(Énoncé A): Reproduisez intégralement le texte sur la hausse du prix du streaming, sans rien y modifier.

(Texte extrait):
━━━━━━━━━━━━━━━━━━━━━━━━━━━━━━

Pourquoi regarder vos émissions préférées coûte de plus en plus cher
C’est un mardi soir et vous venez de rentrer du travail. Il y a de la vaisselle dans l’évier qui doit être lavée et du linge qui doit être plié, mais vous n’avez besoin que d’une pause de quarante-cinq minutes avant d’affronter un flux quasi constant de responsabilités. Vous allumez le téléviseur et ouvrez une application de streaming, pour ensuite recevoir une notification : le prix de l’abonnement augmente de 2 $, avec effet immédiat. Mentalement, vous commencez à compter le coût de tout ce que vous payez pour accéder à vos émissions, films et musiques préférés – cela devient trop élevé.
Comment la coupure du câble pour un abonnement Netflix à 7 $ a-t-elle abouti à cela ? Et les bonnes émissions de télévision et les bons films seront-ils un jour à nouveau bon marché ?

━━━━━━━━━━━━━━━━━━━━━━━━━━━━━━

(Données d'entrée):

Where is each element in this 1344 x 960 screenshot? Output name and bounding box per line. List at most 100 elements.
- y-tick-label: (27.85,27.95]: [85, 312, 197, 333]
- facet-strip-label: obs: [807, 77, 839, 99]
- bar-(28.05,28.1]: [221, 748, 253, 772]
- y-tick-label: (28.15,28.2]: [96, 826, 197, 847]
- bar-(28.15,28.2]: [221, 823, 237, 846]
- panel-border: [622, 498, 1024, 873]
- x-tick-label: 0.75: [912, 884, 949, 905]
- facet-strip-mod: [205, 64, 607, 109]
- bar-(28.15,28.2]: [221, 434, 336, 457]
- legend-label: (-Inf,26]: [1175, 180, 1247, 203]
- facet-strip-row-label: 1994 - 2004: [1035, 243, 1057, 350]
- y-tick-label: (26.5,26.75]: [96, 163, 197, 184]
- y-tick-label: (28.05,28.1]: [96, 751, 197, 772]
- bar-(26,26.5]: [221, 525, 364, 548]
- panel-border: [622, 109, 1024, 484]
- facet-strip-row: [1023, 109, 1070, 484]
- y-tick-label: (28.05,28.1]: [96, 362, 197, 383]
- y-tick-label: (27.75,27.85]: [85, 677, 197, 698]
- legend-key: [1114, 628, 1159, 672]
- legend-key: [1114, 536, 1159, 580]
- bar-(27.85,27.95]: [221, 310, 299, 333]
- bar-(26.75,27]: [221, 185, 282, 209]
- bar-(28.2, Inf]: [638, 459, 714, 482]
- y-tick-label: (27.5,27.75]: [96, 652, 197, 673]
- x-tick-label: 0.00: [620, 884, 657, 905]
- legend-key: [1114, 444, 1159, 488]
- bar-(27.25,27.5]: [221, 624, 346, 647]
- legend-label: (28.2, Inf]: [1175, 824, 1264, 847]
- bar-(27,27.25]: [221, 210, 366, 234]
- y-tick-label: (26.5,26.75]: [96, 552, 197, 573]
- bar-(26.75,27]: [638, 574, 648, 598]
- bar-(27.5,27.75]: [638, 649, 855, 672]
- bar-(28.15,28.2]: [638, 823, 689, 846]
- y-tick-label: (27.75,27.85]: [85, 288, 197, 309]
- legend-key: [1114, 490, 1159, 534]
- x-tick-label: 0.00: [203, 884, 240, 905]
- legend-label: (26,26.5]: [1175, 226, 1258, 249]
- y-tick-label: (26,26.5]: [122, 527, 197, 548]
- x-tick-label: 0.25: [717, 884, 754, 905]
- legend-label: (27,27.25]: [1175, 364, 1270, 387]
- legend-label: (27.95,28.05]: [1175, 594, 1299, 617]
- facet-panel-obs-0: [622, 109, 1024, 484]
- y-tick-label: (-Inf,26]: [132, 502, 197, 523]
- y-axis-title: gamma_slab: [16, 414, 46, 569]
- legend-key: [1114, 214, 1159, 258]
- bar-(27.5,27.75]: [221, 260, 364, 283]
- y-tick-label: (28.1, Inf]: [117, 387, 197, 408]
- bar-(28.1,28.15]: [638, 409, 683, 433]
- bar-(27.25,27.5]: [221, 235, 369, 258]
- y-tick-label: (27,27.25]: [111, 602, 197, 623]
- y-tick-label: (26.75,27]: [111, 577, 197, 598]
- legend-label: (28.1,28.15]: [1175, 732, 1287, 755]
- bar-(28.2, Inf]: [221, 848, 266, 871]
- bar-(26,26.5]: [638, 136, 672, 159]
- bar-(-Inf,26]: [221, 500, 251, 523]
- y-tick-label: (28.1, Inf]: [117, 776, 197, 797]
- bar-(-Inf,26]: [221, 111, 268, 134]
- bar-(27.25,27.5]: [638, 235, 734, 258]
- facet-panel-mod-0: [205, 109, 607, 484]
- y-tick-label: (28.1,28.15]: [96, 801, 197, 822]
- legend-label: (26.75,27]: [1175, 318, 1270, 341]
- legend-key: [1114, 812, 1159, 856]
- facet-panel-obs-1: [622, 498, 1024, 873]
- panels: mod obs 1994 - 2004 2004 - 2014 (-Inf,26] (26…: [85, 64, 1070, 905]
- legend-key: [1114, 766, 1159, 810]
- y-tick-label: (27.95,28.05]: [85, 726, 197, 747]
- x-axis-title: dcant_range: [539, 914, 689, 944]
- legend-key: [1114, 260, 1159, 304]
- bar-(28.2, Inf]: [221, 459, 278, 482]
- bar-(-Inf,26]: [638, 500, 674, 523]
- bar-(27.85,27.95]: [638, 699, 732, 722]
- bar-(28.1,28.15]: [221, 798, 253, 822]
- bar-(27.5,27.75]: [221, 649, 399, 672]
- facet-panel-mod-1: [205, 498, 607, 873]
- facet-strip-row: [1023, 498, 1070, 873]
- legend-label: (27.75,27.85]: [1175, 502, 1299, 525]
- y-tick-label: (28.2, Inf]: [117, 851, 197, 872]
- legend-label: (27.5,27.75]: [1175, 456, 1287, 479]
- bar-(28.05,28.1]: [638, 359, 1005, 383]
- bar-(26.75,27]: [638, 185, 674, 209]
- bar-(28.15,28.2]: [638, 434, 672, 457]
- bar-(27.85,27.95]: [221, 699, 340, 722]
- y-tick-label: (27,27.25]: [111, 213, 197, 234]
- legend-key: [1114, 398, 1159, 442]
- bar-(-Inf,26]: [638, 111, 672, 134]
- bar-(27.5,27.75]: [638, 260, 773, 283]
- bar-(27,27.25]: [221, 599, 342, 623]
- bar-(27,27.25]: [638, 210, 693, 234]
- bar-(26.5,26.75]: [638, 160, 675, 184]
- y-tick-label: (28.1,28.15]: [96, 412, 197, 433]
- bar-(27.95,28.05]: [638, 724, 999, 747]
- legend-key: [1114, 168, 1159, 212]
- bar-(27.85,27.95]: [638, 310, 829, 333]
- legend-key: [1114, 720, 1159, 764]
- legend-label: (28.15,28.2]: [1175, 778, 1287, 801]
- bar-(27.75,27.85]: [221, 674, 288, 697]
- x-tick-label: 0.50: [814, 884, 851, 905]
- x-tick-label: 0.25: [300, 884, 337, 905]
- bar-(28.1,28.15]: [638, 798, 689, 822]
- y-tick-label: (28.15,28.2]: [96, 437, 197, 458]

━━━━━━━━━━━━━━━━━━━━━━━━━━━━━━

(Énoncé B): Réécrivez les enregistrements depuis leur début jusqu'à la ligne contenant « - bar-(27.5,27.75]: [221, 260, 364, 283] », celle-ci comprise, en remplaçant « panel-border » par « panel-frame » et en laissant tout le reste inchangé.

(Réponse A):
Pourquoi regarder vos émissions préférées coûte de plus en plus cher
C’est un mardi soir et vous venez de rentrer du travail. Il y a de la vaisselle dans l’évier qui doit être lavée et du linge qui doit être plié, mais vous n’avez besoin que d’une pause de quarante-cinq minutes avant d’affronter un flux quasi constant de responsabilités. Vous allumez le téléviseur et ouvrez une application de streaming, pour ensuite recevoir une notification : le prix de l’abonnement augmente de 2 $, avec effet immédiat. Mentalement, vous commencez à compter le coût de tout ce que vous payez pour accéder à vos émissions, films et musiques préférés – cela devient trop élevé.
Comment la coupure du câble pour un abonnement Netflix à 7 $ a-t-elle abouti à cela ? Et les bonnes émissions de télévision et les bons films seront-ils un jour à nouveau bon marché ?

(Réponse B):
Where is each element in this 1344 x 960 screenshot? Output name and bounding box per line. List at most 100 elements.
- y-tick-label: (27.85,27.95]: [85, 312, 197, 333]
- facet-strip-label: obs: [807, 77, 839, 99]
- bar-(28.05,28.1]: [221, 748, 253, 772]
- y-tick-label: (28.15,28.2]: [96, 826, 197, 847]
- bar-(28.15,28.2]: [221, 823, 237, 846]
- panel-frame: [622, 498, 1024, 873]
- x-tick-label: 0.75: [912, 884, 949, 905]
- facet-strip-mod: [205, 64, 607, 109]
- bar-(28.15,28.2]: [221, 434, 336, 457]
- legend-label: (-Inf,26]: [1175, 180, 1247, 203]
- facet-strip-row-label: 1994 - 2004: [1035, 243, 1057, 350]
- y-tick-label: (26.5,26.75]: [96, 163, 197, 184]
- y-tick-label: (28.05,28.1]: [96, 751, 197, 772]
- bar-(26,26.5]: [221, 525, 364, 548]
- panel-frame: [622, 109, 1024, 484]
- facet-strip-row: [1023, 109, 1070, 484]
- y-tick-label: (28.05,28.1]: [96, 362, 197, 383]
- y-tick-label: (27.75,27.85]: [85, 677, 197, 698]
- legend-key: [1114, 628, 1159, 672]
- legend-key: [1114, 536, 1159, 580]
- bar-(27.85,27.95]: [221, 310, 299, 333]
- bar-(26.75,27]: [221, 185, 282, 209]
- bar-(28.2, Inf]: [638, 459, 714, 482]
- y-tick-label: (27.5,27.75]: [96, 652, 197, 673]
- x-tick-label: 0.00: [620, 884, 657, 905]
- legend-key: [1114, 444, 1159, 488]
- bar-(27.25,27.5]: [221, 624, 346, 647]
- legend-label: (28.2, Inf]: [1175, 824, 1264, 847]
- bar-(27,27.25]: [221, 210, 366, 234]
- y-tick-label: (26.5,26.75]: [96, 552, 197, 573]
- bar-(26.75,27]: [638, 574, 648, 598]
- bar-(27.5,27.75]: [638, 649, 855, 672]
- bar-(28.15,28.2]: [638, 823, 689, 846]
- y-tick-label: (27.75,27.85]: [85, 288, 197, 309]
- legend-key: [1114, 490, 1159, 534]
- x-tick-label: 0.00: [203, 884, 240, 905]
- legend-label: (26,26.5]: [1175, 226, 1258, 249]
- y-tick-label: (26,26.5]: [122, 527, 197, 548]
- x-tick-label: 0.25: [717, 884, 754, 905]
- legend-label: (27,27.25]: [1175, 364, 1270, 387]
- legend-label: (27.95,28.05]: [1175, 594, 1299, 617]
- facet-panel-obs-0: [622, 109, 1024, 484]
- y-tick-label: (-Inf,26]: [132, 502, 197, 523]
- y-axis-title: gamma_slab: [16, 414, 46, 569]
- legend-key: [1114, 214, 1159, 258]
- bar-(27.5,27.75]: [221, 260, 364, 283]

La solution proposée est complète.